▼

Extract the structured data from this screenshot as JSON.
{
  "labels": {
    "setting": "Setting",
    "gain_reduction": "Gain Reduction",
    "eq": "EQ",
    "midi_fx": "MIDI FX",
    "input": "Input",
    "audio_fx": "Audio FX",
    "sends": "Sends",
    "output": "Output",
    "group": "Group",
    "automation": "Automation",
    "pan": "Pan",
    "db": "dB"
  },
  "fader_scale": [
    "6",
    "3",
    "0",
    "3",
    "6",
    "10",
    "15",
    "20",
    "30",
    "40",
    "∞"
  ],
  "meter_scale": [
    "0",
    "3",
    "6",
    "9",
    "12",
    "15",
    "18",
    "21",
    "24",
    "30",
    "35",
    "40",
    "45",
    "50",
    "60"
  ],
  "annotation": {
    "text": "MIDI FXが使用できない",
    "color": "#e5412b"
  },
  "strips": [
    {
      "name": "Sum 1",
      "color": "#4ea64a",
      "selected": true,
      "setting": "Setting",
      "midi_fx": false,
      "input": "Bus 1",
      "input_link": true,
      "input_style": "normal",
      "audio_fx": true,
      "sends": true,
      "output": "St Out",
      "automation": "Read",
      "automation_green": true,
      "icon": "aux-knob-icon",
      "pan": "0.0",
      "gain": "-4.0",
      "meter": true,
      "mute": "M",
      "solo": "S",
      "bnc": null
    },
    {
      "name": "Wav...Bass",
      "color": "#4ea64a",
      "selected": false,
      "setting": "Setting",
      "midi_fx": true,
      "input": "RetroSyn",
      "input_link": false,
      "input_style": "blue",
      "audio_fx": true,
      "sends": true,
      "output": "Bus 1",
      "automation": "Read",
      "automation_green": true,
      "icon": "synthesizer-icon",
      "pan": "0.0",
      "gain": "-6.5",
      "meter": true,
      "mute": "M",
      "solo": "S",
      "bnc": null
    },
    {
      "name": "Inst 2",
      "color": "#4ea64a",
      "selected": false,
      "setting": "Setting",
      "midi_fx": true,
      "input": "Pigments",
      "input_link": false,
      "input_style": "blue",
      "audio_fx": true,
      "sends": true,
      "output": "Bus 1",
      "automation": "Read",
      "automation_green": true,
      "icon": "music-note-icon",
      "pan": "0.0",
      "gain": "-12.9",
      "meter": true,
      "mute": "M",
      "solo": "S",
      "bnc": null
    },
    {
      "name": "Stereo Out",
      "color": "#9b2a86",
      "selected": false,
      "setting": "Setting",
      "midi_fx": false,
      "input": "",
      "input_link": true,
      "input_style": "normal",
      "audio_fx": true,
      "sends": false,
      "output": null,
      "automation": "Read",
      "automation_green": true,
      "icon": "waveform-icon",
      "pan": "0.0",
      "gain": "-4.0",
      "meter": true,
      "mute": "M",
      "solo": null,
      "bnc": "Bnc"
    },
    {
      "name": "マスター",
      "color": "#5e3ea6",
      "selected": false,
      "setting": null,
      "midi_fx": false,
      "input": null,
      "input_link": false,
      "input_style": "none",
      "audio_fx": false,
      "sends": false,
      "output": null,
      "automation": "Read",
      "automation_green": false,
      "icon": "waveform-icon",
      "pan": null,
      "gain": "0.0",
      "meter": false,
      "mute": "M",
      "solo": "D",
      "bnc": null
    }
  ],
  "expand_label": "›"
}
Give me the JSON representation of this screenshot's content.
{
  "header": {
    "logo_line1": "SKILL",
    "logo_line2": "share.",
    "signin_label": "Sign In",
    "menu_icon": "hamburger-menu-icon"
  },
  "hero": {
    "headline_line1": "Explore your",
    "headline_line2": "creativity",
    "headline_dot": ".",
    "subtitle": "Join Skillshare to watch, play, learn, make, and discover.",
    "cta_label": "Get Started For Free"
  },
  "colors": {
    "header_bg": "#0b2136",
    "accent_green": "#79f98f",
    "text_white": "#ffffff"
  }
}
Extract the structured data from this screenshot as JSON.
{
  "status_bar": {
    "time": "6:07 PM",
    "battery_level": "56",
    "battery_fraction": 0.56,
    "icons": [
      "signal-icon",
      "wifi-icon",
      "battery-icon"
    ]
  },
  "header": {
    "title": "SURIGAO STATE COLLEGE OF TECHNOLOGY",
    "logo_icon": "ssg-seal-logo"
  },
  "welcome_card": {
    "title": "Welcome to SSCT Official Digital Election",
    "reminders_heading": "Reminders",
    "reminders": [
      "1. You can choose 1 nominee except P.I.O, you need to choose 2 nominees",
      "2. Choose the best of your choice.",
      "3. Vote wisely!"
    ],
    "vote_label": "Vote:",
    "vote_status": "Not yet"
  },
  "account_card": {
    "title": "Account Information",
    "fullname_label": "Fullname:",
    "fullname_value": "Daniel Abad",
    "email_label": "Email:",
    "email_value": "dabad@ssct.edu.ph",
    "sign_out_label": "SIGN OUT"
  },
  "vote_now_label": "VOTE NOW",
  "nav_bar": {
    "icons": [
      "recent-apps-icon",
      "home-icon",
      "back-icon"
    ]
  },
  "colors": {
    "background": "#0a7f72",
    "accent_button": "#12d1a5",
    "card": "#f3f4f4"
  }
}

▲

**Task brief**: Restate the listing in full, word for word.

**Expected answer**:
Extract the structured data from this screenshot as JSON.
{
  "labels": {
    "setting": "Setting",
    "gain_reduction": "Gain Reduction",
    "eq": "EQ",
    "midi_fx": "MIDI FX",
    "input": "Input",
    "audio_fx": "Audio FX",
    "sends": "Sends",
    "output": "Output",
    "group": "Group",
    "automation": "Automation",
    "pan": "Pan",
    "db": "dB"
  },
  "fader_scale": [
    "6",
    "3",
    "0",
    "3",
    "6",
    "10",
    "15",
    "20",
    "30",
    "40",
    "∞"
  ],
  "meter_scale": [
    "0",
    "3",
    "6",
    "9",
    "12",
    "15",
    "18",
    "21",
    "24",
    "30",
    "35",
    "40",
    "45",
    "50",
    "60"
  ],
  "annotation": {
    "text": "MIDI FXが使用できない",
    "color": "#e5412b"
  },
  "strips": [
    {
      "name": "Sum 1",
      "color": "#4ea64a",
      "selected": true,
      "setting": "Setting",
      "midi_fx": false,
      "input": "Bus 1",
      "input_link": true,
      "input_style": "normal",
      "audio_fx": true,
      "sends": true,
      "output": "St Out",
      "automation": "Read",
      "automation_green": true,
      "icon": "aux-knob-icon",
      "pan": "0.0",
      "gain": "-4.0",
      "meter": true,
      "mute": "M",
      "solo": "S",
      "bnc": null
    },
    {
      "name": "Wav...Bass",
      "color": "#4ea64a",
      "selected": false,
      "setting": "Setting",
      "midi_fx": true,
      "input": "RetroSyn",
      "input_link": false,
      "input_style": "blue",
      "audio_fx": true,
      "sends": true,
      "output": "Bus 1",
      "automation": "Read",
      "automation_green": true,
      "icon": "synthesizer-icon",
      "pan": "0.0",
      "gain": "-6.5",
      "meter": true,
      "mute": "M",
      "solo": "S",
      "bnc": null
    },
    {
      "name": "Inst 2",
      "color": "#4ea64a",
      "selected": false,
      "setting": "Setting",
      "midi_fx": true,
      "input": "Pigments",
      "input_link": false,
      "input_style": "blue",
      "audio_fx": true,
      "sends": true,
      "output": "Bus 1",
      "automation": "Read",
      "automation_green": true,
      "icon": "music-note-icon",
      "pan": "0.0",
      "gain": "-12.9",
      "meter": true,
      "mute": "M",
      "solo": "S",
      "bnc": null
    },
    {
      "name": "Stereo Out",
      "color": "#9b2a86",
      "selected": false,
      "setting": "Setting",
      "midi_fx": false,
      "input": "",
      "input_link": true,
      "input_style": "normal",
      "audio_fx": true,
      "sends": false,
      "output": null,
      "automation": "Read",
      "automation_green": true,
      "icon": "waveform-icon",
      "pan": "0.0",
      "gain": "-4.0",
      "meter": true,
      "mute": "M",
      "solo": null,
      "bnc": "Bnc"
    },
    {
      "name": "マスター",
      "color": "#5e3ea6",
      "selected": false,
      "setting": null,
      "midi_fx": false,
      "input": null,
      "input_link": false,
      "input_style": "none",
      "audio_fx": false,
      "sends": false,
      "output": null,
      "automation": "Read",
      "automation_green": false,
      "icon": "waveform-icon",
      "pan": null,
      "gain": "0.0",
      "meter": false,
      "mute": "M",
      "solo": "D",
      "bnc": null
    }
  ],
  "expand_label": "›"
}
Give me the JSON representation of this screenshot's content.
{
  "header": {
    "logo_line1": "SKILL",
    "logo_line2": "share.",
    "signin_label": "Sign In",
    "menu_icon": "hamburger-menu-icon"
  },
  "hero": {
    "headline_line1": "Explore your",
    "headline_line2": "creativity",
    "headline_dot": ".",
    "subtitle": "Join Skillshare to watch, play, learn, make, and discover.",
    "cta_label": "Get Started For Free"
  },
  "colors": {
    "header_bg": "#0b2136",
    "accent_green": "#79f98f",
    "text_white": "#ffffff"
  }
}
Extract the structured data from this screenshot as JSON.
{
  "status_bar": {
    "time": "6:07 PM",
    "battery_level": "56",
    "battery_fraction": 0.56,
    "icons": [
      "signal-icon",
      "wifi-icon",
      "battery-icon"
    ]
  },
  "header": {
    "title": "SURIGAO STATE COLLEGE OF TECHNOLOGY",
    "logo_icon": "ssg-seal-logo"
  },
  "welcome_card": {
    "title": "Welcome to SSCT Official Digital Election",
    "reminders_heading": "Reminders",
    "reminders": [
      "1. You can choose 1 nominee except P.I.O, you need to choose 2 nominees",
      "2. Choose the best of your choice.",
      "3. Vote wisely!"
    ],
    "vote_label": "Vote:",
    "vote_status": "Not yet"
  },
  "account_card": {
    "title": "Account Information",
    "fullname_label": "Fullname:",
    "fullname_value": "Daniel Abad",
    "email_label": "Email:",
    "email_value": "dabad@ssct.edu.ph",
    "sign_out_label": "SIGN OUT"
  },
  "vote_now_label": "VOTE NOW",
  "nav_bar": {
    "icons": [
      "recent-apps-icon",
      "home-icon",
      "back-icon"
    ]
  },
  "colors": {
    "background": "#0a7f72",
    "accent_button": "#12d1a5",
    "card": "#f3f4f4"
  }
}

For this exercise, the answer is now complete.